Work to do:
Which lines in the records below contain the word "Evolution"? Copy each of them.

Material provided:
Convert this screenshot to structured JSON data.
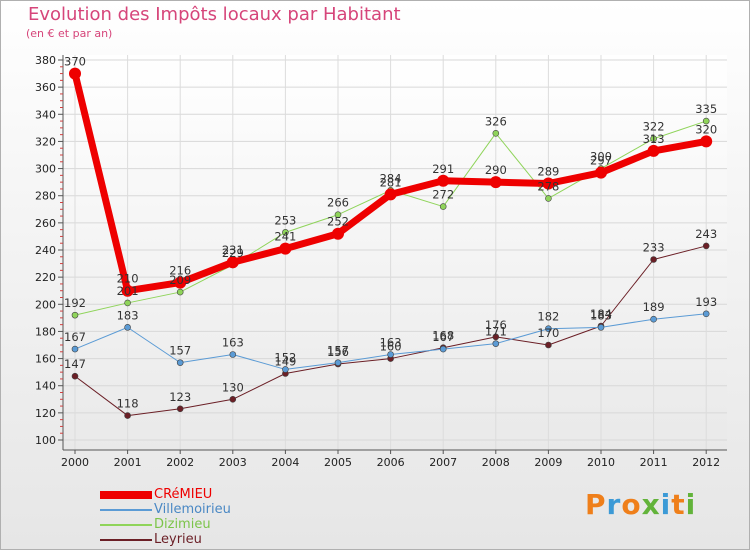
{
  "title": "Evolution des Impôts locaux par Habitant",
  "subtitle": "(en € et par an)",
  "logo": {
    "text": "Proxiti",
    "colors": [
      "#ef7f1a",
      "#3c9ad6",
      "#ef7f1a",
      "#62b33a",
      "#3c9ad6",
      "#ef7f1a",
      "#62b33a"
    ]
  },
  "chart_data": {
    "type": "line",
    "title": "Evolution des Impôts locaux par Habitant",
    "subtitle": "(en € et par an)",
    "xlabel": "",
    "ylabel": "",
    "ylim": [
      100,
      380
    ],
    "yticks": [
      100,
      120,
      140,
      160,
      180,
      200,
      220,
      240,
      260,
      280,
      300,
      320,
      340,
      360,
      380
    ],
    "categories": [
      "2000",
      "2001",
      "2002",
      "2003",
      "2004",
      "2005",
      "2006",
      "2007",
      "2008",
      "2009",
      "2010",
      "2011",
      "2012"
    ],
    "grid": "horizontal",
    "legend_position": "bottom-left",
    "series": [
      {
        "name": "Leyrieu",
        "color": "#6b1f26",
        "labelColor": "#6b1f26",
        "width": 1,
        "marker": 3,
        "values": [
          147,
          118,
          123,
          130,
          149,
          156,
          160,
          168,
          176,
          170,
          184,
          233,
          243
        ]
      },
      {
        "name": "Dizimieu",
        "color": "#8fd45a",
        "labelColor": "#7cc44a",
        "width": 1,
        "marker": 3,
        "values": [
          192,
          201,
          209,
          229,
          253,
          266,
          284,
          272,
          326,
          278,
          300,
          322,
          335
        ]
      },
      {
        "name": "Villemoirieu",
        "color": "#5b9bd5",
        "labelColor": "#4a88c4",
        "width": 1,
        "marker": 3,
        "values": [
          167,
          183,
          157,
          163,
          152,
          157,
          163,
          167,
          171,
          182,
          183,
          189,
          193
        ]
      },
      {
        "name": "CRéMIEU",
        "color": "#ee0000",
        "labelColor": "#ee0000",
        "width": 7,
        "marker": 6,
        "values": [
          370,
          210,
          216,
          231,
          241,
          252,
          281,
          291,
          290,
          289,
          297,
          313,
          320
        ]
      }
    ],
    "legend_order": [
      "CRéMIEU",
      "Villemoirieu",
      "Dizimieu",
      "Leyrieu"
    ]
  }
}
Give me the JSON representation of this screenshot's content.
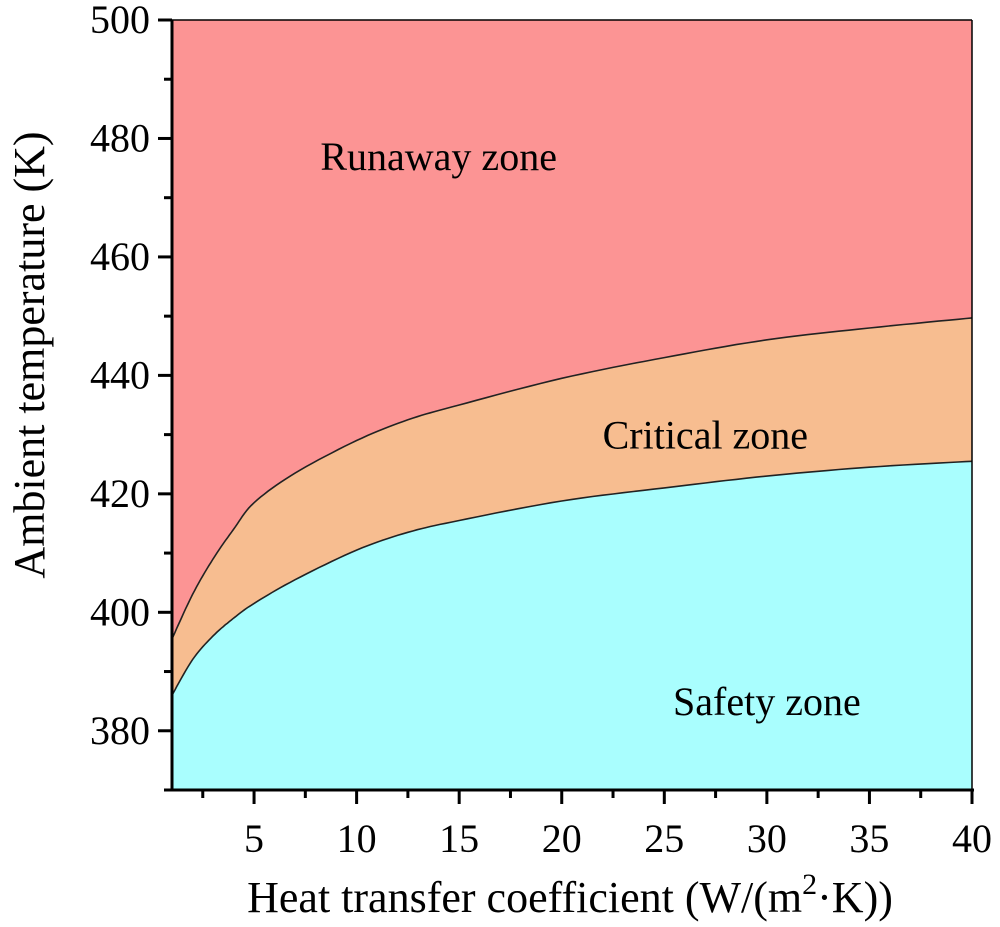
{
  "chart_data": {
    "type": "area",
    "title": "",
    "xlabel": "Heat transfer coefficient (W/(m²·K))",
    "ylabel": "Ambient temperature (K)",
    "xlim": [
      1,
      40
    ],
    "ylim": [
      370,
      500
    ],
    "x_ticks": [
      5,
      10,
      15,
      20,
      25,
      30,
      35,
      40
    ],
    "y_ticks": [
      380,
      400,
      420,
      440,
      460,
      480,
      500
    ],
    "grid": false,
    "legend": "none",
    "x": [
      1,
      2,
      3,
      4,
      5,
      7,
      10,
      12.5,
      15,
      20,
      25,
      30,
      35,
      40
    ],
    "series": [
      {
        "name": "Runaway/Critical boundary",
        "values": [
          395.5,
          403,
          409,
          414,
          418.5,
          423.5,
          429,
          432.5,
          435,
          439.5,
          443,
          446,
          448,
          449.7
        ]
      },
      {
        "name": "Critical/Safety boundary",
        "values": [
          386,
          392,
          396,
          399,
          401.5,
          405.5,
          410.5,
          413.5,
          415.5,
          418.8,
          421,
          423,
          424.5,
          425.5
        ]
      }
    ],
    "zones": [
      {
        "name": "Runaway zone",
        "color": "#FC9494",
        "label_x": 14,
        "label_y": 477
      },
      {
        "name": "Critical zone",
        "color": "#F7BD90",
        "label_x": 27,
        "label_y": 430
      },
      {
        "name": "Safety zone",
        "color": "#A9FEFE",
        "label_x": 30,
        "label_y": 385
      }
    ]
  }
}
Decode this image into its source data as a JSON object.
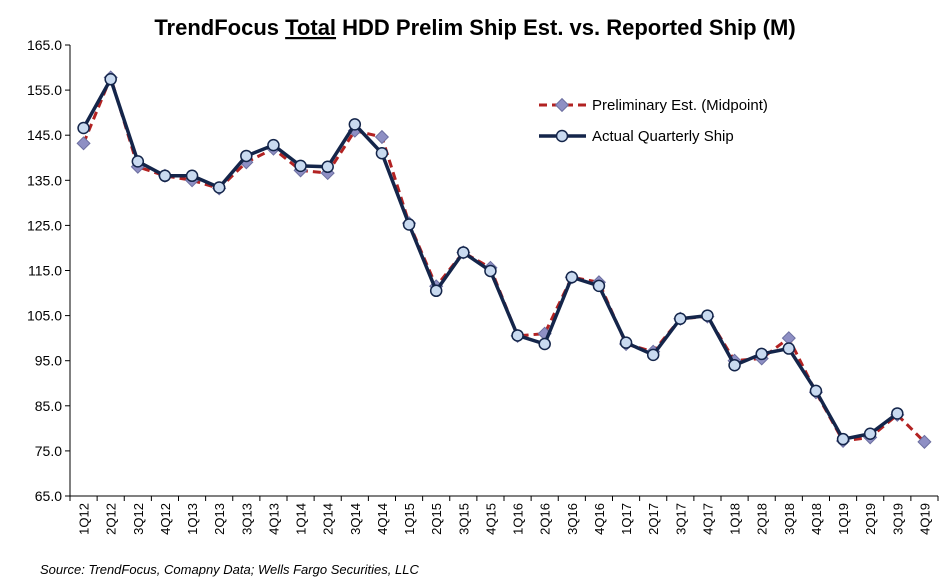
{
  "chart_data": {
    "type": "line",
    "title_parts": [
      "TrendFocus ",
      "Total",
      " HDD Prelim Ship Est. vs. Reported Ship (M)"
    ],
    "categories": [
      "1Q12",
      "2Q12",
      "3Q12",
      "4Q12",
      "1Q13",
      "2Q13",
      "3Q13",
      "4Q13",
      "1Q14",
      "2Q14",
      "3Q14",
      "4Q14",
      "1Q15",
      "2Q15",
      "3Q15",
      "4Q15",
      "1Q16",
      "2Q16",
      "3Q16",
      "4Q16",
      "1Q17",
      "2Q17",
      "3Q17",
      "4Q17",
      "1Q18",
      "2Q18",
      "3Q18",
      "4Q18",
      "1Q19",
      "2Q19",
      "3Q19",
      "4Q19"
    ],
    "ylim": [
      65,
      165
    ],
    "yticks": [
      "65.0",
      "75.0",
      "85.0",
      "95.0",
      "105.0",
      "115.0",
      "125.0",
      "135.0",
      "145.0",
      "155.0",
      "165.0"
    ],
    "series": [
      {
        "name": "Preliminary Est. (Midpoint)",
        "color": "#b22222",
        "marker_color": "#8e8fc4",
        "style": "dashed-diamond",
        "values": [
          143.2,
          157.8,
          138.0,
          136.0,
          135.0,
          133.2,
          139.0,
          142.0,
          137.2,
          136.6,
          146.0,
          144.6,
          125.5,
          111.5,
          119.0,
          115.6,
          100.5,
          101.0,
          113.5,
          112.4,
          98.7,
          97.0,
          104.3,
          104.8,
          95.0,
          95.5,
          100.0,
          88.0,
          77.2,
          78.0,
          83.0,
          77.0
        ]
      },
      {
        "name": "Actual Quarterly Ship",
        "color": "#14254a",
        "marker_color": "#c9daf0",
        "style": "solid-circle",
        "values": [
          146.6,
          157.4,
          139.2,
          136.0,
          136.0,
          133.4,
          140.4,
          142.8,
          138.2,
          138.0,
          147.4,
          141.0,
          125.2,
          110.5,
          119.0,
          114.9,
          100.6,
          98.7,
          113.5,
          111.6,
          99.0,
          96.3,
          104.3,
          105.0,
          94.0,
          96.5,
          97.7,
          88.3,
          77.6,
          78.8,
          83.3,
          null
        ]
      }
    ],
    "legend_position": "upper-right",
    "grid": false
  },
  "source": "Source: TrendFocus, Comapny Data; Wells Fargo Securities, LLC"
}
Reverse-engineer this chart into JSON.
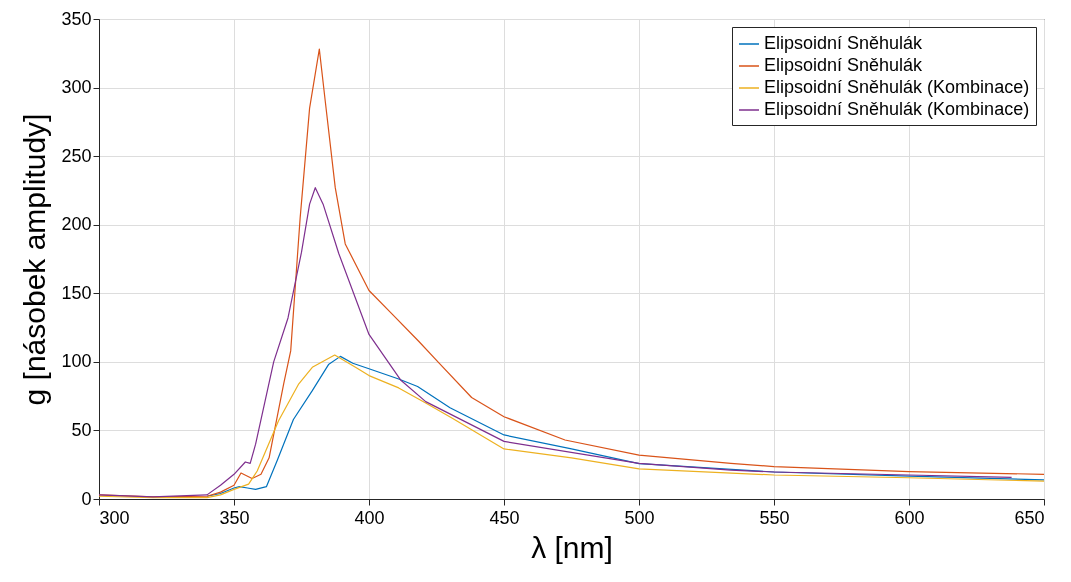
{
  "chart_data": {
    "type": "line",
    "xlabel": "λ [nm]",
    "ylabel": "g [násobek amplitudy]",
    "xlim": [
      300,
      650
    ],
    "xticks": [
      300,
      350,
      400,
      450,
      500,
      550,
      600,
      650
    ],
    "ylim": [
      0,
      350
    ],
    "yticks": [
      0,
      50,
      100,
      150,
      200,
      250,
      300,
      350
    ],
    "grid": true,
    "legend": "top right",
    "line_style": "solid",
    "series": [
      {
        "name": "Elipsoidní Sněhulák",
        "color": "#0072bd",
        "x": [
          340,
          345,
          350,
          352,
          355,
          358,
          362,
          366,
          372,
          379,
          385,
          389.4,
          394,
          400,
          411,
          418,
          430,
          450,
          475,
          500,
          550,
          600,
          650
        ],
        "values": [
          2,
          4,
          8,
          9,
          8,
          7,
          9,
          28,
          58,
          79,
          98,
          104,
          99,
          95,
          87.5,
          82,
          66.6,
          46.7,
          36.5,
          25.8,
          19.7,
          16.7,
          14
        ]
      },
      {
        "name": "Elipsoidní Sněhulák",
        "color": "#d95319",
        "x": [
          300,
          320,
          340,
          345,
          350,
          352.6,
          356.7,
          360,
          363,
          368.4,
          371,
          374.5,
          378,
          381.6,
          383.8,
          387.5,
          391.2,
          400,
          408.5,
          418.4,
          425.8,
          438,
          450,
          472.6,
          500,
          534,
          550,
          600,
          650
        ],
        "values": [
          3,
          1.5,
          2,
          5,
          10,
          19,
          15,
          18,
          30,
          84,
          108,
          205,
          285,
          328,
          290,
          227,
          186,
          152,
          135,
          115,
          99.4,
          74,
          60,
          43,
          32,
          26,
          23.6,
          20,
          18
        ]
      },
      {
        "name": "Elipsoidní Sněhulák (Kombinace)",
        "color": "#edb120",
        "x": [
          300,
          320,
          340,
          345,
          350,
          355.4,
          358.6,
          366.5,
          374,
          379,
          387.3,
          395,
          400,
          411,
          421,
          430.7,
          450,
          475,
          500,
          550,
          600,
          650
        ],
        "values": [
          2,
          1,
          1,
          3,
          7,
          10.8,
          20.4,
          57,
          84,
          96,
          105,
          96,
          90,
          81,
          70,
          59,
          36.5,
          30,
          22,
          17.5,
          15.5,
          13
        ]
      },
      {
        "name": "Elipsoidní Sněhulák (Kombinace)",
        "color": "#7e2f8e",
        "x": [
          300,
          320,
          340,
          345,
          350,
          354.2,
          356,
          358,
          364.7,
          370,
          375,
          378,
          380.1,
          383,
          388.8,
          400,
          411.7,
          421,
          450,
          500,
          534,
          550,
          600,
          638
        ],
        "values": [
          3,
          1.5,
          3,
          10,
          18,
          27,
          26,
          40,
          100,
          132,
          180,
          215,
          227,
          215,
          179,
          120,
          86.8,
          71,
          42,
          26,
          21,
          19.7,
          17.5,
          15.8
        ]
      }
    ]
  }
}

Solved exercise:
  "title": "Evolution des Impôts locaux par Habitant",
    "title": "Evolution des Impôts locaux par Habitant",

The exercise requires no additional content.